> [Given exercise]: Find every line in the records below that contains the word "text", and copy each such line.

Figure content listings:
━━━━━━━━━━━━━━━━

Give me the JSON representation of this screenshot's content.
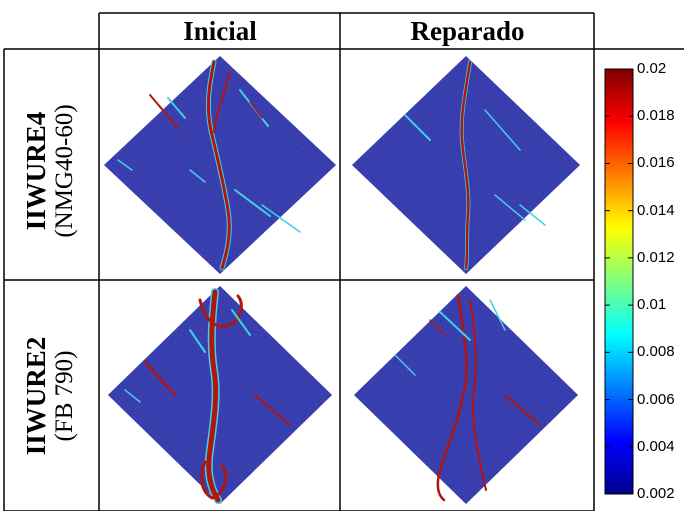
{
  "columns": [
    {
      "label": "Inicial"
    },
    {
      "label": "Reparado"
    }
  ],
  "rows": [
    {
      "name": "IIWURE4",
      "sub": "(NMG40-60)"
    },
    {
      "name": "IIWURE2",
      "sub": "(FB 790)"
    }
  ],
  "colorbar": {
    "ticks": [
      "0.02",
      "0.018",
      "0.016",
      "0.014",
      "0.012",
      "0.01",
      "0.008",
      "0.006",
      "0.004",
      "0.002"
    ],
    "min": 0.002,
    "max": 0.02,
    "colormap": "jet"
  },
  "colors": {
    "background": "#2a2fa3",
    "crack": "#b0160f",
    "highlight": "#3fd0e8"
  }
}
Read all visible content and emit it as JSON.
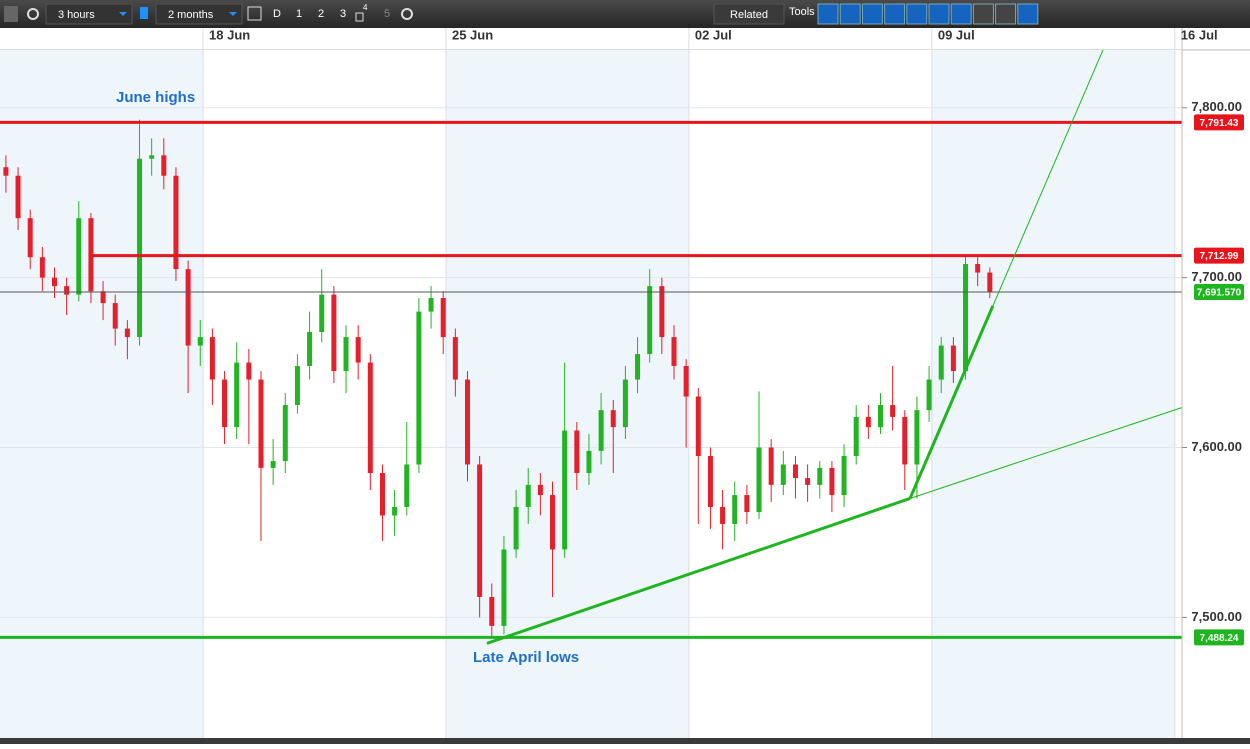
{
  "toolbar": {
    "interval": "3 hours",
    "range": "2 months",
    "buttons": [
      "D",
      "1",
      "2",
      "3",
      "5"
    ],
    "badge": "4",
    "related": "Related",
    "tools": "Tools"
  },
  "chart_data": {
    "type": "candlestick",
    "x": [
      12.32,
      12.67,
      13.02,
      13.37,
      13.72,
      14.07,
      14.42,
      14.77,
      15.12,
      15.47,
      15.82,
      16.17,
      16.52,
      16.87,
      17.22,
      17.57,
      17.92,
      18.27,
      18.62,
      18.97,
      19.32,
      19.67,
      20.02,
      20.37,
      20.72,
      21.07,
      21.42,
      21.77,
      22.12,
      22.47,
      22.82,
      23.17,
      23.52,
      23.87,
      24.22,
      24.57,
      24.92,
      25.27,
      25.62,
      25.97,
      26.32,
      26.67,
      27.02,
      27.37,
      27.72,
      28.07,
      28.42,
      28.77,
      29.12,
      29.47,
      29.82,
      30.17,
      30.52,
      30.87,
      31.22,
      31.57,
      31.92,
      32.27,
      32.62,
      32.97,
      33.32,
      33.67,
      34.02,
      34.37,
      34.72,
      35.07,
      35.42,
      35.77,
      36.12,
      36.47,
      36.82,
      37.17,
      37.52,
      37.87,
      38.22,
      38.57,
      38.92,
      39.27,
      39.62,
      39.97,
      40.32,
      40.67
    ],
    "open": [
      7765,
      7760,
      7735,
      7712,
      7700,
      7695,
      7690,
      7735,
      7692,
      7685,
      7670,
      7665,
      7770,
      7772,
      7760,
      7705,
      7660,
      7665,
      7640,
      7612,
      7650,
      7640,
      7588,
      7592,
      7625,
      7648,
      7668,
      7690,
      7645,
      7665,
      7650,
      7585,
      7560,
      7565,
      7590,
      7680,
      7688,
      7665,
      7640,
      7590,
      7512,
      7495,
      7540,
      7565,
      7578,
      7572,
      7540,
      7610,
      7585,
      7598,
      7622,
      7612,
      7640,
      7655,
      7695,
      7665,
      7648,
      7630,
      7595,
      7565,
      7555,
      7572,
      7562,
      7600,
      7578,
      7590,
      7582,
      7578,
      7588,
      7572,
      7595,
      7618,
      7612,
      7625,
      7618,
      7590,
      7622,
      7640,
      7660,
      7645,
      7708,
      7703
    ],
    "high": [
      7772,
      7765,
      7740,
      7718,
      7706,
      7700,
      7745,
      7738,
      7698,
      7690,
      7675,
      7793,
      7782,
      7782,
      7765,
      7710,
      7675,
      7670,
      7645,
      7662,
      7658,
      7645,
      7605,
      7632,
      7655,
      7680,
      7705,
      7695,
      7672,
      7672,
      7655,
      7590,
      7575,
      7615,
      7688,
      7695,
      7692,
      7670,
      7645,
      7595,
      7520,
      7548,
      7575,
      7588,
      7585,
      7580,
      7650,
      7615,
      7608,
      7632,
      7628,
      7648,
      7665,
      7705,
      7700,
      7672,
      7652,
      7635,
      7600,
      7575,
      7580,
      7578,
      7633,
      7605,
      7598,
      7595,
      7590,
      7592,
      7592,
      7602,
      7625,
      7625,
      7632,
      7648,
      7622,
      7630,
      7648,
      7665,
      7665,
      7712.99,
      7712,
      7706
    ],
    "low": [
      7750,
      7728,
      7705,
      7692,
      7688,
      7678,
      7686,
      7685,
      7675,
      7660,
      7652,
      7660,
      7760,
      7752,
      7698,
      7632,
      7648,
      7625,
      7602,
      7605,
      7602,
      7545,
      7578,
      7585,
      7620,
      7640,
      7662,
      7638,
      7632,
      7640,
      7575,
      7545,
      7548,
      7560,
      7585,
      7670,
      7655,
      7630,
      7580,
      7500,
      7488.24,
      7490,
      7535,
      7555,
      7560,
      7512,
      7535,
      7575,
      7578,
      7590,
      7585,
      7605,
      7632,
      7650,
      7655,
      7640,
      7600,
      7555,
      7552,
      7540,
      7545,
      7555,
      7558,
      7568,
      7572,
      7570,
      7568,
      7570,
      7562,
      7565,
      7590,
      7605,
      7608,
      7610,
      7575,
      7570,
      7615,
      7632,
      7638,
      7640,
      7695,
      7688
    ],
    "close": [
      7760,
      7735,
      7712,
      7700,
      7695,
      7690,
      7735,
      7692,
      7685,
      7670,
      7665,
      7770,
      7772,
      7760,
      7705,
      7660,
      7665,
      7640,
      7612,
      7650,
      7640,
      7588,
      7592,
      7625,
      7648,
      7668,
      7690,
      7645,
      7665,
      7650,
      7585,
      7560,
      7565,
      7590,
      7680,
      7688,
      7665,
      7640,
      7590,
      7512,
      7495,
      7540,
      7565,
      7578,
      7572,
      7540,
      7610,
      7585,
      7598,
      7622,
      7612,
      7640,
      7655,
      7695,
      7665,
      7648,
      7630,
      7595,
      7565,
      7555,
      7572,
      7562,
      7600,
      7578,
      7590,
      7582,
      7578,
      7588,
      7572,
      7595,
      7618,
      7612,
      7625,
      7618,
      7590,
      7622,
      7640,
      7660,
      7645,
      7708,
      7703,
      7691.57
    ],
    "up_color": "#22b422",
    "down_color": "#e3202b",
    "xlim": [
      12.15,
      46.15
    ],
    "xticks": [
      {
        "value": 18,
        "label": "18 Jun"
      },
      {
        "value": 25,
        "label": "25 Jun"
      },
      {
        "value": 32,
        "label": "02 Jul"
      },
      {
        "value": 39,
        "label": "09 Jul"
      },
      {
        "value": 46,
        "label": "16 Jul"
      }
    ],
    "ylim": [
      7429,
      7834
    ],
    "yticks": [
      {
        "value": 7500,
        "label": "7,500.00"
      },
      {
        "value": 7600,
        "label": "7,600.00"
      },
      {
        "value": 7700,
        "label": "7,700.00"
      },
      {
        "value": 7800,
        "label": "7,800.00"
      }
    ],
    "grid": true,
    "levels": [
      {
        "value": 7791.43,
        "label": "7,791.43",
        "color": "#e8141c",
        "box": "#e8141c",
        "width": 3
      },
      {
        "value": 7712.99,
        "label": "7,712.99",
        "color": "#e8141c",
        "box": "#e8141c",
        "width": 3,
        "from": 14.74
      },
      {
        "value": 7488.24,
        "label": "7,488.24",
        "color": "#1fb51f",
        "box": "#1fb51f",
        "width": 3
      },
      {
        "value": 7691.57,
        "label": "7,691.570",
        "color": "#555555",
        "box": "#1fb51f",
        "width": 1
      }
    ],
    "trendlines": [
      {
        "points": [
          [
            26.18,
            7484.7
          ],
          [
            38.37,
            7570
          ]
        ],
        "color": "#1fb51f",
        "width": 3
      },
      {
        "points": [
          [
            38.37,
            7570
          ],
          [
            46.2,
            7623.5
          ]
        ],
        "color": "#1fb51f",
        "width": 1
      },
      {
        "points": [
          [
            38.37,
            7570
          ],
          [
            40.76,
            7683.5
          ]
        ],
        "color": "#1fb51f",
        "width": 3
      },
      {
        "points": [
          [
            40.76,
            7683.5
          ],
          [
            44.54,
            7862.9
          ]
        ],
        "color": "#1fb51f",
        "width": 1
      }
    ],
    "annotations": [
      "June highs",
      "Late April lows"
    ]
  }
}
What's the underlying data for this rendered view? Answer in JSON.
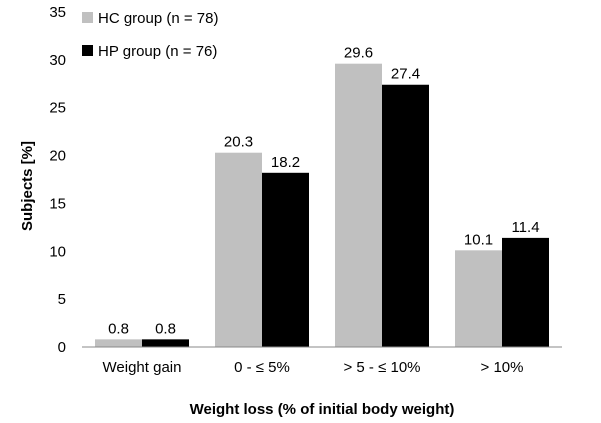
{
  "chart_data": {
    "type": "bar",
    "xlabel": "Weight loss (% of initial body weight)",
    "ylabel": "Subjects [%]",
    "categories": [
      "Weight gain",
      "0 - ≤ 5%",
      "> 5 - ≤ 10%",
      "> 10%"
    ],
    "series": [
      {
        "name": "HC group (n = 78)",
        "values": [
          0.8,
          20.3,
          29.6,
          10.1
        ],
        "color": "#c0c0c0"
      },
      {
        "name": "HP group (n = 76)",
        "values": [
          0.8,
          18.2,
          27.4,
          11.4
        ],
        "color": "#000000"
      }
    ],
    "data_labels": [
      [
        "0.8",
        "20.3",
        "29.6",
        "10.1"
      ],
      [
        "0.8",
        "18.2",
        "27.4",
        "11.4"
      ]
    ],
    "ylim": [
      0,
      35
    ],
    "yticks": [
      "0",
      "5",
      "10",
      "15",
      "20",
      "25",
      "30",
      "35"
    ],
    "grid": false,
    "legend": "top-left"
  }
}
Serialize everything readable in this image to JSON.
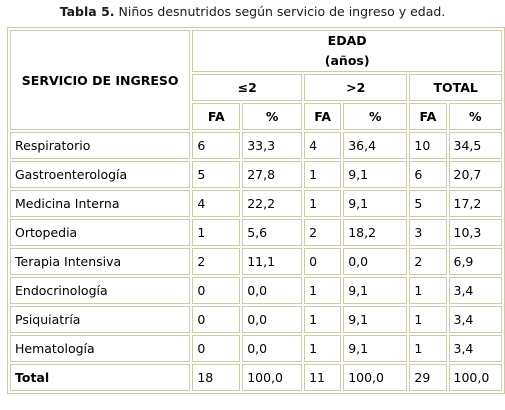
{
  "caption": {
    "label": "Tabla  5.",
    "text": "Niños desnutridos según servicio de ingreso y edad."
  },
  "table": {
    "service_header": "SERVICIO DE  INGRESO",
    "age_header": "EDAD",
    "age_unit": "(años)",
    "groups": [
      "≤2",
      ">2",
      "TOTAL"
    ],
    "sub_headers": [
      "FA",
      "%",
      "FA",
      "%",
      "FA",
      "%"
    ],
    "rows": [
      {
        "label": "Respiratorio",
        "cells": [
          "6",
          "33,3",
          "4",
          "36,4",
          "10",
          "34,5"
        ]
      },
      {
        "label": "Gastroenterología",
        "cells": [
          "5",
          "27,8",
          "1",
          "9,1",
          "6",
          "20,7"
        ]
      },
      {
        "label": "Medicina Interna",
        "cells": [
          "4",
          "22,2",
          "1",
          "9,1",
          "5",
          "17,2"
        ]
      },
      {
        "label": "Ortopedia",
        "cells": [
          "1",
          "5,6",
          "2",
          "18,2",
          "3",
          "10,3"
        ]
      },
      {
        "label": "Terapia Intensiva",
        "cells": [
          "2",
          "11,1",
          "0",
          "0,0",
          "2",
          "6,9"
        ]
      },
      {
        "label": "Endocrinología",
        "cells": [
          "0",
          "0,0",
          "1",
          "9,1",
          "1",
          "3,4"
        ]
      },
      {
        "label": "Psiquiatría",
        "cells": [
          "0",
          "0,0",
          "1",
          "9,1",
          "1",
          "3,4"
        ]
      },
      {
        "label": "Hematología",
        "cells": [
          "0",
          "0,0",
          "1",
          "9,1",
          "1",
          "3,4"
        ]
      }
    ],
    "total": {
      "label": "Total",
      "cells": [
        "18",
        "100,0",
        "11",
        "100,0",
        "29",
        "100,0"
      ]
    }
  },
  "colors": {
    "border": "#cfcaa7",
    "text": "#000000"
  }
}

━━━━━━━━━━━━━━━━

> [Exercise result]:
    "text": "Niños desnutridos según servicio de ingreso y edad."
    "text": "#000000"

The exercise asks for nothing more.